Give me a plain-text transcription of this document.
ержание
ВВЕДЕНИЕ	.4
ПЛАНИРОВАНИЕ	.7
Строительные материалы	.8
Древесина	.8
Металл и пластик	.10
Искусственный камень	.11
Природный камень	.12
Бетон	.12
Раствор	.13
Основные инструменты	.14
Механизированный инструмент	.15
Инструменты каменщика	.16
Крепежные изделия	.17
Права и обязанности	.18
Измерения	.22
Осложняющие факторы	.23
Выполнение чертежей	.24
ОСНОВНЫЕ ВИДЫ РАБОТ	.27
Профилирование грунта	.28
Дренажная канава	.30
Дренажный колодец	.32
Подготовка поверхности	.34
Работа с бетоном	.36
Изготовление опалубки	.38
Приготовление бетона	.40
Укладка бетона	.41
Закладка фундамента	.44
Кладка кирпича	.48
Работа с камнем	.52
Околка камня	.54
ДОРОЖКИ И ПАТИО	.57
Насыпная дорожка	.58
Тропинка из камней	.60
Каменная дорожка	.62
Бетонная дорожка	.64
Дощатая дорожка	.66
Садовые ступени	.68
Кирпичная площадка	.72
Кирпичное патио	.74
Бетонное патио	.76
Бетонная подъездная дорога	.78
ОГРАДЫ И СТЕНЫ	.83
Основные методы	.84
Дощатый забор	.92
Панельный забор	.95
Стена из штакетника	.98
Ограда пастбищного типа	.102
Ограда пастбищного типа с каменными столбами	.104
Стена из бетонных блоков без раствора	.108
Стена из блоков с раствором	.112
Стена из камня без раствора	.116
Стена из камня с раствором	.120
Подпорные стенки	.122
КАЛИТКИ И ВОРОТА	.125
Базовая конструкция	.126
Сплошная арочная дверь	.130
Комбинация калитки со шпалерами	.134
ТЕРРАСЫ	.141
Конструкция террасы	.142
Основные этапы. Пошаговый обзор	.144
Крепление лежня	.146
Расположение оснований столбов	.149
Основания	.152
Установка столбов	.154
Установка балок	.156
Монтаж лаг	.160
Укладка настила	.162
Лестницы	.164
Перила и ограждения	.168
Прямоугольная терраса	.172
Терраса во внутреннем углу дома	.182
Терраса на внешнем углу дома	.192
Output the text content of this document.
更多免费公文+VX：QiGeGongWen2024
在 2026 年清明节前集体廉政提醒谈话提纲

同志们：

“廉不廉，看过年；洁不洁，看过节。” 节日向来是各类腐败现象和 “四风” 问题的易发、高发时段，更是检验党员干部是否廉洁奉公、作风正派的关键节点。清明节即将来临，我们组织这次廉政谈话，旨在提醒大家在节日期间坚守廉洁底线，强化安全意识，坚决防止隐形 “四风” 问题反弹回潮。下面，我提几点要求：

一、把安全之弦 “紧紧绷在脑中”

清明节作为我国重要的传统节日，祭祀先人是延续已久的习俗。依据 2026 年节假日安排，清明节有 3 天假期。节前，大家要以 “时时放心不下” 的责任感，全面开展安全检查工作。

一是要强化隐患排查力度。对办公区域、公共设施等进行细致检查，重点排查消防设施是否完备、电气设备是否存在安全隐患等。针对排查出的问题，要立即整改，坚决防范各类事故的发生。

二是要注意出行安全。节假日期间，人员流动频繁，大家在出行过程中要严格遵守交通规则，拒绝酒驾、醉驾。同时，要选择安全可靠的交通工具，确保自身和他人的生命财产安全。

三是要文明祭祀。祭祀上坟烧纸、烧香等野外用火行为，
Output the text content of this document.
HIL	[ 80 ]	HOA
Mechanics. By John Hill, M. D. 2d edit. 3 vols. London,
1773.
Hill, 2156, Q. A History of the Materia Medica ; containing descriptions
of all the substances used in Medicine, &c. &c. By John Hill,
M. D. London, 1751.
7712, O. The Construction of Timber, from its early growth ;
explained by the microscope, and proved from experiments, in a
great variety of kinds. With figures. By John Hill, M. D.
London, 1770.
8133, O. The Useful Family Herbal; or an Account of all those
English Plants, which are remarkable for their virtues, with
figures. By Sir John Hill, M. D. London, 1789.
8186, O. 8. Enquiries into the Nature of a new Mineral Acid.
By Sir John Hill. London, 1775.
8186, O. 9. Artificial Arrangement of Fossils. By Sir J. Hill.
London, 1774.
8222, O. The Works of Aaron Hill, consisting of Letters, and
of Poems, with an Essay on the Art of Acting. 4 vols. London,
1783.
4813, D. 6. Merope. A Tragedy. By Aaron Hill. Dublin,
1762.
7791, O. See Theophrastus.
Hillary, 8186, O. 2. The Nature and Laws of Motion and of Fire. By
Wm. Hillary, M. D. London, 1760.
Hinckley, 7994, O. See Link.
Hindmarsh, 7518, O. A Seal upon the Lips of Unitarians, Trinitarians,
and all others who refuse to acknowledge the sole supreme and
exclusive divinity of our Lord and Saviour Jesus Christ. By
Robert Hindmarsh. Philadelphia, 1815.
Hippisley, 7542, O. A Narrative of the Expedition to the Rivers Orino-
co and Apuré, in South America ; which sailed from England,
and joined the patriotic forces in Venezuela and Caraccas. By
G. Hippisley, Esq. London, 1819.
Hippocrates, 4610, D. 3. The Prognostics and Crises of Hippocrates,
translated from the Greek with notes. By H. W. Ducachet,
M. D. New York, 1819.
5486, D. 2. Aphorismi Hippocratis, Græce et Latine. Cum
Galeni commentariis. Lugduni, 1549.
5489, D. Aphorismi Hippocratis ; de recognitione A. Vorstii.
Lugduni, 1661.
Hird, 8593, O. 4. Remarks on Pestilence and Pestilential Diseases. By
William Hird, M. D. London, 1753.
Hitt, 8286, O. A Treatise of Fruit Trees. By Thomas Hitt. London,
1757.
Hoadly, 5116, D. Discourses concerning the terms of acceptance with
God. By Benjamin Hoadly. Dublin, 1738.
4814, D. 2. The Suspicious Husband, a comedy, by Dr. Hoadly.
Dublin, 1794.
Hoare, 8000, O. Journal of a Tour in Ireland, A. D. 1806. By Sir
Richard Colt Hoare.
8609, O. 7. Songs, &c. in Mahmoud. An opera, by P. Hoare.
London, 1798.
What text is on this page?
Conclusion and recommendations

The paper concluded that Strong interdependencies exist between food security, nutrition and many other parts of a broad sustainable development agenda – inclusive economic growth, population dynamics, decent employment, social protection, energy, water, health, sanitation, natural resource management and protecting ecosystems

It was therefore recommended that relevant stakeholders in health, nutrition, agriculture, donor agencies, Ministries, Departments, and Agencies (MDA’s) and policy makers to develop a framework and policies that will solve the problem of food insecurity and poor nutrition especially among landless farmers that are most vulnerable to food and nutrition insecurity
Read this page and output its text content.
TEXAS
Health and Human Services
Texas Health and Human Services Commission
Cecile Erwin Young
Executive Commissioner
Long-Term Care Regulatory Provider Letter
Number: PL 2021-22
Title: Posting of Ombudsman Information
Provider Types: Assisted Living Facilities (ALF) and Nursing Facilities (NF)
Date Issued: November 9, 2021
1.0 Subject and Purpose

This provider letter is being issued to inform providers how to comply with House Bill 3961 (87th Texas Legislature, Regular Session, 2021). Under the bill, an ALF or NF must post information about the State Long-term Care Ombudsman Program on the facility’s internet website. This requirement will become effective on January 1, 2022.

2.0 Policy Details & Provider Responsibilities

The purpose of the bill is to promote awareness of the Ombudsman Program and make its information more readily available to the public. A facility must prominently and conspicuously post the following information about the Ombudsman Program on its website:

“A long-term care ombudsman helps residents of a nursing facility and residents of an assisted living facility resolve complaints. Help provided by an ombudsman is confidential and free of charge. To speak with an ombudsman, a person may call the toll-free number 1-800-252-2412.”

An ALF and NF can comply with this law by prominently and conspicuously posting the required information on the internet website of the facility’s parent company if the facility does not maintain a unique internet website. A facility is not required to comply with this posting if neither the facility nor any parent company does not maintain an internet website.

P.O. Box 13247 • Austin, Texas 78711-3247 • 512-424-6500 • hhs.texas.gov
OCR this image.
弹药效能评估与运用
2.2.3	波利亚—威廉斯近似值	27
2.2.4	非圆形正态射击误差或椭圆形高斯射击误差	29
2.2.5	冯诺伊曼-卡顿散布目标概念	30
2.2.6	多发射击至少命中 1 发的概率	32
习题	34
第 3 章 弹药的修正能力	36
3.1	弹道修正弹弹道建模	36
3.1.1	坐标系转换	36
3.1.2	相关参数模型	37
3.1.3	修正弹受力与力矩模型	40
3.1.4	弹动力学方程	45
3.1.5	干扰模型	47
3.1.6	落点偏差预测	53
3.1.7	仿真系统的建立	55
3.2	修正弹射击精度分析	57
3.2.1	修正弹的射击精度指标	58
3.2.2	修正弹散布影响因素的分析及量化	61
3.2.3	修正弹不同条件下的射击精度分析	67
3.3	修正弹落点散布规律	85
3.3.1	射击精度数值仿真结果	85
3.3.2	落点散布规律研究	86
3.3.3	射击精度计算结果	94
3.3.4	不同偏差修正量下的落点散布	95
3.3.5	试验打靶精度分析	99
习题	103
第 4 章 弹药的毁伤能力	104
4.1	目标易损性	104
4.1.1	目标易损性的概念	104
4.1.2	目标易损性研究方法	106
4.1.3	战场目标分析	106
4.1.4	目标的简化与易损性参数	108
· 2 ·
________________________
> _What to produce_:
Examine the listing and say how many of its lines contain the string "Hippocratis". Give the number alone.

> _Correct output_:
2